◆ **GIVEN REQUEST**:
Wherever the string "title" appears, copy the whole line.

— Start GIVEN INFORMATION —

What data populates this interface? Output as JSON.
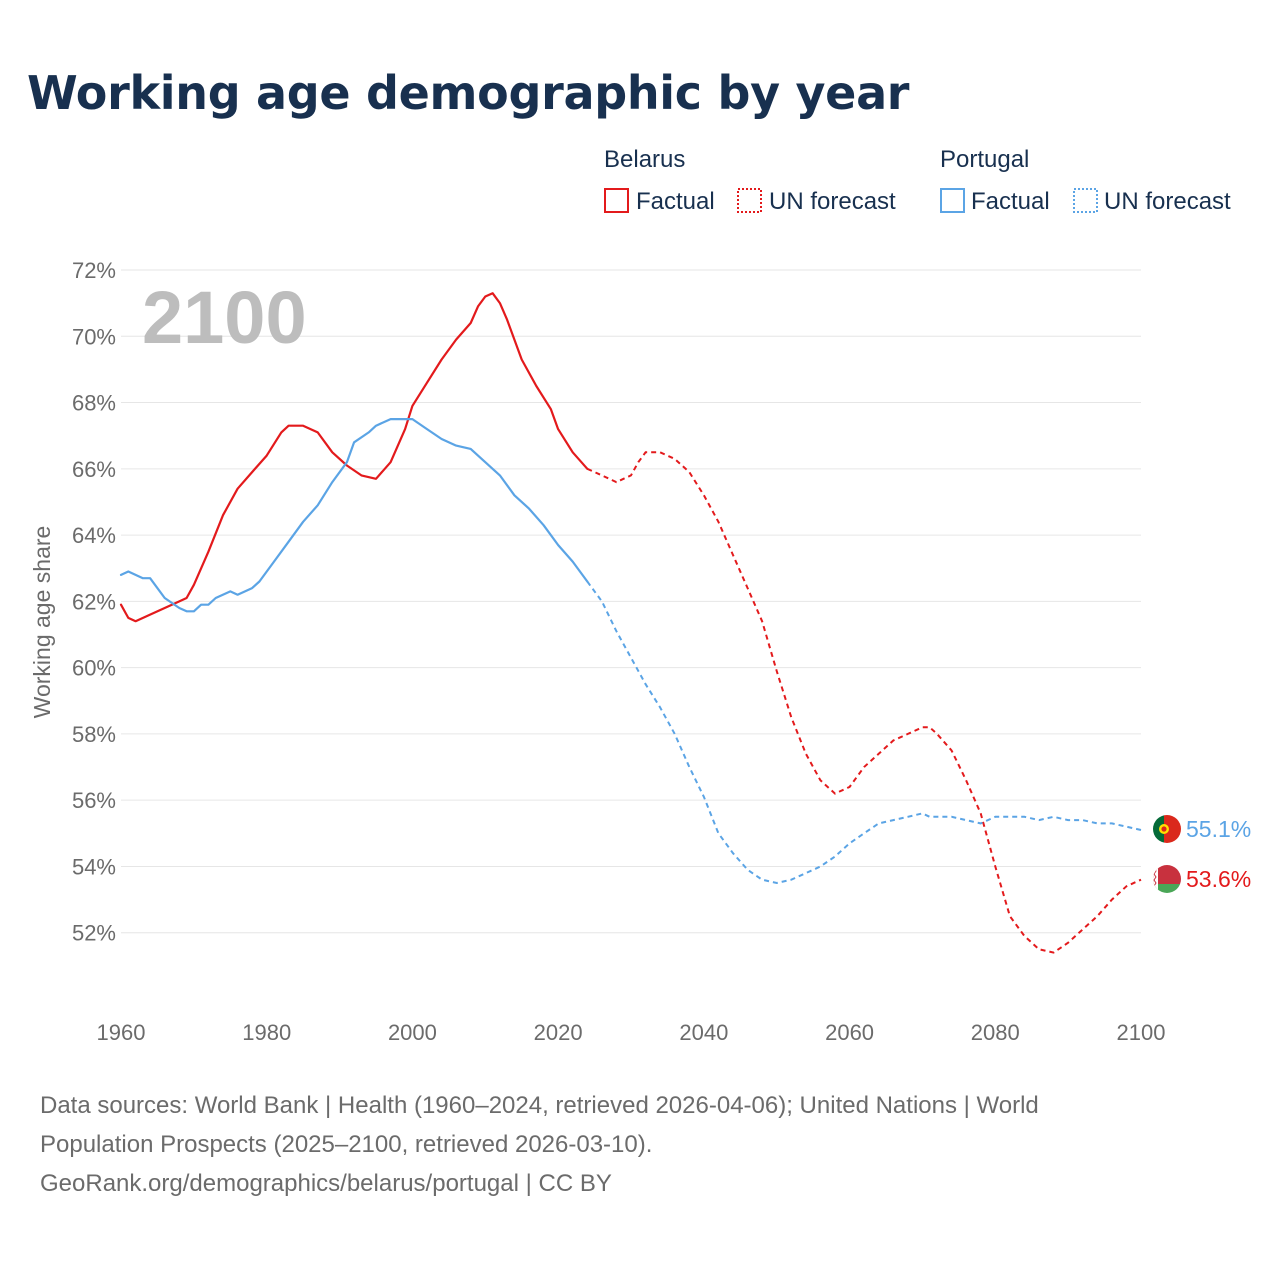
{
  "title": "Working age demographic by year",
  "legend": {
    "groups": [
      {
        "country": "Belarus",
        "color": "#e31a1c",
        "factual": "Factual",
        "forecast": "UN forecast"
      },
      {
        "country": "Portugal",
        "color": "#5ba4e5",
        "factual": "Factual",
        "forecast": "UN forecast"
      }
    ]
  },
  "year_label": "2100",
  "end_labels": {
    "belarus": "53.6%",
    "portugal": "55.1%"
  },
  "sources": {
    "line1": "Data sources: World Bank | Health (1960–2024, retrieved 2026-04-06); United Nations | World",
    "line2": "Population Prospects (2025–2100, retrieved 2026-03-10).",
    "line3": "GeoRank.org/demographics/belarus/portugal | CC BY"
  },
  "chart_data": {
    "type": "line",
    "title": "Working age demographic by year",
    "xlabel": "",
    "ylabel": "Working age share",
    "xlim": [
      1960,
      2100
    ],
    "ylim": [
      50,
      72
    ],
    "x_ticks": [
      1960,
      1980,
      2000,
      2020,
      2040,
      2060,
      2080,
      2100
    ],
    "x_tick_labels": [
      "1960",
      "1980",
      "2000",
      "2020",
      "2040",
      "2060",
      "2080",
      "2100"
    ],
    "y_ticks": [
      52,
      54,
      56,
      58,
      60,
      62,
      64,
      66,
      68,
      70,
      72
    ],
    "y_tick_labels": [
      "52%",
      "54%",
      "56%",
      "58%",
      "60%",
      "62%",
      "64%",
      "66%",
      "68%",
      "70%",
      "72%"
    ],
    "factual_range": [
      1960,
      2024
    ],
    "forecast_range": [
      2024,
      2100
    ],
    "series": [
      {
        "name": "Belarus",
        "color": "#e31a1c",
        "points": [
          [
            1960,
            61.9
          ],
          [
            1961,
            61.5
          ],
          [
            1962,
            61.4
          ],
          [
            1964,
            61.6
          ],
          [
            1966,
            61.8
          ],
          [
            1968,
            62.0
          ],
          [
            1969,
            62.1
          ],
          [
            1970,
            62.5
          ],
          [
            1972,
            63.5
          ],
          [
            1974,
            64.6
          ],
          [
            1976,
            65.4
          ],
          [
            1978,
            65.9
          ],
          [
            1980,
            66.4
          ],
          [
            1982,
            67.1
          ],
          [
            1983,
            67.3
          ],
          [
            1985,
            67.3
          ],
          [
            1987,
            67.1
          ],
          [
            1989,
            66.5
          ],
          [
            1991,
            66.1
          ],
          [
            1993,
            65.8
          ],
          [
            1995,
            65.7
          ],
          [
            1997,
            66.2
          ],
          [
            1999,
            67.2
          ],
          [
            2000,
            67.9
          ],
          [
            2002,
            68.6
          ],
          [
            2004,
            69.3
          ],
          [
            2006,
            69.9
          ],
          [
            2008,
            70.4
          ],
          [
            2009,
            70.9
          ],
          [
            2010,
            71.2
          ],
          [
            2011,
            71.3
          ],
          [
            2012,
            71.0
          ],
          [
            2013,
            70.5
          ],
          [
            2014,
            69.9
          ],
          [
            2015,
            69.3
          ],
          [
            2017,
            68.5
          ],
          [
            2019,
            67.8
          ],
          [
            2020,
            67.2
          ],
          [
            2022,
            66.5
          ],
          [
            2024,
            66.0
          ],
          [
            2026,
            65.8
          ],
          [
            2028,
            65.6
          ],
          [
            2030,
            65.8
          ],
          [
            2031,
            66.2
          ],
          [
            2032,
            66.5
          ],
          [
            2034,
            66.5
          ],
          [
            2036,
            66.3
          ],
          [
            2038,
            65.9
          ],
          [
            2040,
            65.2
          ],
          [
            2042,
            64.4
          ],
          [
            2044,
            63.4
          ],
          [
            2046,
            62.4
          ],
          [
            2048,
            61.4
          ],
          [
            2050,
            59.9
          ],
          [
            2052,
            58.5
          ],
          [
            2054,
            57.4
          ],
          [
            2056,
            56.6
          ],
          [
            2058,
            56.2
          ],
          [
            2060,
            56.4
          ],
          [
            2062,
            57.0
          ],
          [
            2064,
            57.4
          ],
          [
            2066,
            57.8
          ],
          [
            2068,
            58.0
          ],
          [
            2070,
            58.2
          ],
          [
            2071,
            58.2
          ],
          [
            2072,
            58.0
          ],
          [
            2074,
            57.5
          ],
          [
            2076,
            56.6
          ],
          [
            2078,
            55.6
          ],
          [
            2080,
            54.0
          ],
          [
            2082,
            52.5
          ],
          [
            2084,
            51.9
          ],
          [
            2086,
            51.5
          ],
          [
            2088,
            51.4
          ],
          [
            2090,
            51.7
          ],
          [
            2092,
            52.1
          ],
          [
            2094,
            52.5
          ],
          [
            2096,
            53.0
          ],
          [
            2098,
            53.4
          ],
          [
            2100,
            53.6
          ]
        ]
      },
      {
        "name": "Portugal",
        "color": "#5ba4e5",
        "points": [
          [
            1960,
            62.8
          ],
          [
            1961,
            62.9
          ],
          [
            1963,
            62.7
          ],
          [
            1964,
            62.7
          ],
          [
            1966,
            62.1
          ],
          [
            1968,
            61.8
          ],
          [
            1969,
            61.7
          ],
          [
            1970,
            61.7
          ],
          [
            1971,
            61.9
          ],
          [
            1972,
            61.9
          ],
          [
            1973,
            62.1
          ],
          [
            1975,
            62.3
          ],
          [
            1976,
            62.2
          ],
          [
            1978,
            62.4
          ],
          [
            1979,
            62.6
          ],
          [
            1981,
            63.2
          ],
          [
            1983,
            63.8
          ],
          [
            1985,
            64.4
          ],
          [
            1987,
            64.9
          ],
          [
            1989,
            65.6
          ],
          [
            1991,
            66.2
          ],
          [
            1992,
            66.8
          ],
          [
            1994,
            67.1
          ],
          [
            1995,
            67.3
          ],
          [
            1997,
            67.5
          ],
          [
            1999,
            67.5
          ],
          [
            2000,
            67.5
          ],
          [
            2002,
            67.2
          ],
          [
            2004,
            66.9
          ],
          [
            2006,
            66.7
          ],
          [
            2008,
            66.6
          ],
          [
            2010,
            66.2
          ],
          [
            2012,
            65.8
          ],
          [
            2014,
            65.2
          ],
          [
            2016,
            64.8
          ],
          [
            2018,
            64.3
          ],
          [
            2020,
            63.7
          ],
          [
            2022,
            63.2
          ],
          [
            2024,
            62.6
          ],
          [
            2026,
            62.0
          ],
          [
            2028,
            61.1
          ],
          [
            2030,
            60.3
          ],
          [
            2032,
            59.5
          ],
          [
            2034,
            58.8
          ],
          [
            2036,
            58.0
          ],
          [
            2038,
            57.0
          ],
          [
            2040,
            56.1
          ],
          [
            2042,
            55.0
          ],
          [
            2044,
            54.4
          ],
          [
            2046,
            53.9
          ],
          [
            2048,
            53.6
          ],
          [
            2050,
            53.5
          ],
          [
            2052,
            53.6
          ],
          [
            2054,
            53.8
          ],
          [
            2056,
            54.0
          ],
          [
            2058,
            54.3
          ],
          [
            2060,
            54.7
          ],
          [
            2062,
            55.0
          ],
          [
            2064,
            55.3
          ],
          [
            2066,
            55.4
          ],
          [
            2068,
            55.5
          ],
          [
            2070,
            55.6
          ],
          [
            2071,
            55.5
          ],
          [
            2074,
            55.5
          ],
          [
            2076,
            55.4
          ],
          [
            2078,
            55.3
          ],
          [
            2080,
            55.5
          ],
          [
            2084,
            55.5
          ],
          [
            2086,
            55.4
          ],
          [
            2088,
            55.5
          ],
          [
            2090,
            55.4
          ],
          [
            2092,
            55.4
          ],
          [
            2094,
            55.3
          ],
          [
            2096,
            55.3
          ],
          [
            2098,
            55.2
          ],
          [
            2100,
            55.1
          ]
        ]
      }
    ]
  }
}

— End GIVEN INFORMATION —

◆ **RESULT OF THE TASK**:
  "title": "Working age demographic by year",
    "title": "Working age demographic by year",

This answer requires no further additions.